=== Input data ===

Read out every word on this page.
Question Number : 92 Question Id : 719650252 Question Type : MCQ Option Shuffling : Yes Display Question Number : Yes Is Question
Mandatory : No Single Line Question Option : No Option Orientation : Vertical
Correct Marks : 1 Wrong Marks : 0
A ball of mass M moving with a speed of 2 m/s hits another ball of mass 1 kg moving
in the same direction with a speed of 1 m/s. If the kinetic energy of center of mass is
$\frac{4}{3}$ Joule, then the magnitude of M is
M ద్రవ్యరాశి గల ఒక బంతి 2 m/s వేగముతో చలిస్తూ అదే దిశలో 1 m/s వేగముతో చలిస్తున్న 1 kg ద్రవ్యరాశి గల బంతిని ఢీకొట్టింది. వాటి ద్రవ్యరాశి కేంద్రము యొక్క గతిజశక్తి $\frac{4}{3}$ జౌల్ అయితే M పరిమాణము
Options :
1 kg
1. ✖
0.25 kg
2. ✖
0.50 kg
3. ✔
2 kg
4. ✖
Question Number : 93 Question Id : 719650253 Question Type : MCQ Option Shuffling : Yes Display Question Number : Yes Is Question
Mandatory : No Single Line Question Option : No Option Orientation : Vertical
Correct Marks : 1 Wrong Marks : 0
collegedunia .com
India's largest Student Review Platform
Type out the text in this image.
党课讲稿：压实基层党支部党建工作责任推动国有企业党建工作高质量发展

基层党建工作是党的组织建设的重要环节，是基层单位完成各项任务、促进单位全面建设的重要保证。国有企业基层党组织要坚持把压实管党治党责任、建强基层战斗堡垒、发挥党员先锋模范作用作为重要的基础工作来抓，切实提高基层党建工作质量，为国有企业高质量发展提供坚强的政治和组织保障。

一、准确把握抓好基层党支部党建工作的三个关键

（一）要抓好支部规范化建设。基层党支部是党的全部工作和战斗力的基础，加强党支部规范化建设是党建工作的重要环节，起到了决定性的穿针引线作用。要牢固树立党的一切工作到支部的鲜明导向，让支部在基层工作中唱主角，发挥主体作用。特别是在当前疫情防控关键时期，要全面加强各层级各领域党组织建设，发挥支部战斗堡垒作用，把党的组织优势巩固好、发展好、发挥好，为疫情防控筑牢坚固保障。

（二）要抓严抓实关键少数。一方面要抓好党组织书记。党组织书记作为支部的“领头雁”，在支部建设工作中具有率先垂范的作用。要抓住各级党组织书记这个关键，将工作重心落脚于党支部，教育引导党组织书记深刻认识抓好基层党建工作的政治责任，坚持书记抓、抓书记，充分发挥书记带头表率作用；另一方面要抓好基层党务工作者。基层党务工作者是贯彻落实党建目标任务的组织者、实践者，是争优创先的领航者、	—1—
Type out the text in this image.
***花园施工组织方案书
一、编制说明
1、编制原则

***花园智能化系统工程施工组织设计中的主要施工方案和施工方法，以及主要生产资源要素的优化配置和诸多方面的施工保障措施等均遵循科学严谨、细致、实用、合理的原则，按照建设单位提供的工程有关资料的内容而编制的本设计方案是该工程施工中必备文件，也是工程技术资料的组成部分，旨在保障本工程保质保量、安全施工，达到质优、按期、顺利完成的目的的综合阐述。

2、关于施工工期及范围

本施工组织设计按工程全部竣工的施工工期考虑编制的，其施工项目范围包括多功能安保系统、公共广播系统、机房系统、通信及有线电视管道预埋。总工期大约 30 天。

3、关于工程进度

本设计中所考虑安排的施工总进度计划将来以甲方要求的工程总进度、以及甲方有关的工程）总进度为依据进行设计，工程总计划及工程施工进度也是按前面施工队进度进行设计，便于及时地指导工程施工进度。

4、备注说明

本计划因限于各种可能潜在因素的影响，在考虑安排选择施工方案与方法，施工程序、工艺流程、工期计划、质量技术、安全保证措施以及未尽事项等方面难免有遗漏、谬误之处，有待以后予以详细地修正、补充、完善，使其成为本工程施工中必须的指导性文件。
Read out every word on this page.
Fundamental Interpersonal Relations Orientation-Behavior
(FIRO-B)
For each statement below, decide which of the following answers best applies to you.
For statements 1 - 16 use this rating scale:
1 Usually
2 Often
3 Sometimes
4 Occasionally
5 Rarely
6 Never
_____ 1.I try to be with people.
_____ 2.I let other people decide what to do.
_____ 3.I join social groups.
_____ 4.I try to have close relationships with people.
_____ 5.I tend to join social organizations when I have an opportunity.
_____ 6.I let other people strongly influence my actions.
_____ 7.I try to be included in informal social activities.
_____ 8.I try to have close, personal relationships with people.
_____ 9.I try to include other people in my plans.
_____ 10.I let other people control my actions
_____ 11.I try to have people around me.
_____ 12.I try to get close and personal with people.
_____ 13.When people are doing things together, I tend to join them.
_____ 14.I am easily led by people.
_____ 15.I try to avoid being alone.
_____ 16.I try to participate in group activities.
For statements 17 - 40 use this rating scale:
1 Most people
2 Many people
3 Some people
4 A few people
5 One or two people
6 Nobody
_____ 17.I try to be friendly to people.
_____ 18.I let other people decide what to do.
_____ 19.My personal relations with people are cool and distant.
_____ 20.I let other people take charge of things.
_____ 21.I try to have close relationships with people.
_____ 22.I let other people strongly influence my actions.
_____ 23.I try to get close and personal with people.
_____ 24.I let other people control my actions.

===

#### [The exercise]
The records above should be duplicated in full, exactly as given.

#### [Task response]
Read out every word on this page.
Question Number : 92 Question Id : 719650252 Question Type : MCQ Option Shuffling : Yes Display Question Number : Yes Is Question
Mandatory : No Single Line Question Option : No Option Orientation : Vertical
Correct Marks : 1 Wrong Marks : 0
A ball of mass M moving with a speed of 2 m/s hits another ball of mass 1 kg moving
in the same direction with a speed of 1 m/s. If the kinetic energy of center of mass is
$\frac{4}{3}$ Joule, then the magnitude of M is
M ద్రవ్యరాశి గల ఒక బంతి 2 m/s వేగముతో చలిస్తూ అదే దిశలో 1 m/s వేగముతో చలిస్తున్న 1 kg ద్రవ్యరాశి గల బంతిని ఢీకొట్టింది. వాటి ద్రవ్యరాశి కేంద్రము యొక్క గతిజశక్తి $\frac{4}{3}$ జౌల్ అయితే M పరిమాణము
Options :
1 kg
1. ✖
0.25 kg
2. ✖
0.50 kg
3. ✔
2 kg
4. ✖
Question Number : 93 Question Id : 719650253 Question Type : MCQ Option Shuffling : Yes Display Question Number : Yes Is Question
Mandatory : No Single Line Question Option : No Option Orientation : Vertical
Correct Marks : 1 Wrong Marks : 0
collegedunia .com
India's largest Student Review Platform
Type out the text in this image.
党课讲稿：压实基层党支部党建工作责任推动国有企业党建工作高质量发展

基层党建工作是党的组织建设的重要环节，是基层单位完成各项任务、促进单位全面建设的重要保证。国有企业基层党组织要坚持把压实管党治党责任、建强基层战斗堡垒、发挥党员先锋模范作用作为重要的基础工作来抓，切实提高基层党建工作质量，为国有企业高质量发展提供坚强的政治和组织保障。

一、准确把握抓好基层党支部党建工作的三个关键

（一）要抓好支部规范化建设。基层党支部是党的全部工作和战斗力的基础，加强党支部规范化建设是党建工作的重要环节，起到了决定性的穿针引线作用。要牢固树立党的一切工作到支部的鲜明导向，让支部在基层工作中唱主角，发挥主体作用。特别是在当前疫情防控关键时期，要全面加强各层级各领域党组织建设，发挥支部战斗堡垒作用，把党的组织优势巩固好、发展好、发挥好，为疫情防控筑牢坚固保障。

（二）要抓严抓实关键少数。一方面要抓好党组织书记。党组织书记作为支部的“领头雁”，在支部建设工作中具有率先垂范的作用。要抓住各级党组织书记这个关键，将工作重心落脚于党支部，教育引导党组织书记深刻认识抓好基层党建工作的政治责任，坚持书记抓、抓书记，充分发挥书记带头表率作用；另一方面要抓好基层党务工作者。基层党务工作者是贯彻落实党建目标任务的组织者、实践者，是争优创先的领航者、	—1—
Type out the text in this image.
***花园施工组织方案书
一、编制说明
1、编制原则

***花园智能化系统工程施工组织设计中的主要施工方案和施工方法，以及主要生产资源要素的优化配置和诸多方面的施工保障措施等均遵循科学严谨、细致、实用、合理的原则，按照建设单位提供的工程有关资料的内容而编制的本设计方案是该工程施工中必备文件，也是工程技术资料的组成部分，旨在保障本工程保质保量、安全施工，达到质优、按期、顺利完成的目的的综合阐述。

2、关于施工工期及范围

本施工组织设计按工程全部竣工的施工工期考虑编制的，其施工项目范围包括多功能安保系统、公共广播系统、机房系统、通信及有线电视管道预埋。总工期大约 30 天。

3、关于工程进度

本设计中所考虑安排的施工总进度计划将来以甲方要求的工程总进度、以及甲方有关的工程）总进度为依据进行设计，工程总计划及工程施工进度也是按前面施工队进度进行设计，便于及时地指导工程施工进度。

4、备注说明

本计划因限于各种可能潜在因素的影响，在考虑安排选择施工方案与方法，施工程序、工艺流程、工期计划、质量技术、安全保证措施以及未尽事项等方面难免有遗漏、谬误之处，有待以后予以详细地修正、补充、完善，使其成为本工程施工中必须的指导性文件。
Read out every word on this page.
Fundamental Interpersonal Relations Orientation-Behavior
(FIRO-B)
For each statement below, decide which of the following answers best applies to you.
For statements 1 - 16 use this rating scale:
1 Usually
2 Often
3 Sometimes
4 Occasionally
5 Rarely
6 Never
_____ 1.I try to be with people.
_____ 2.I let other people decide what to do.
_____ 3.I join social groups.
_____ 4.I try to have close relationships with people.
_____ 5.I tend to join social organizations when I have an opportunity.
_____ 6.I let other people strongly influence my actions.
_____ 7.I try to be included in informal social activities.
_____ 8.I try to have close, personal relationships with people.
_____ 9.I try to include other people in my plans.
_____ 10.I let other people control my actions
_____ 11.I try to have people around me.
_____ 12.I try to get close and personal with people.
_____ 13.When people are doing things together, I tend to join them.
_____ 14.I am easily led by people.
_____ 15.I try to avoid being alone.
_____ 16.I try to participate in group activities.
For statements 17 - 40 use this rating scale:
1 Most people
2 Many people
3 Some people
4 A few people
5 One or two people
6 Nobody
_____ 17.I try to be friendly to people.
_____ 18.I let other people decide what to do.
_____ 19.My personal relations with people are cool and distant.
_____ 20.I let other people take charge of things.
_____ 21.I try to have close relationships with people.
_____ 22.I let other people strongly influence my actions.
_____ 23.I try to get close and personal with people.
_____ 24.I let other people control my actions.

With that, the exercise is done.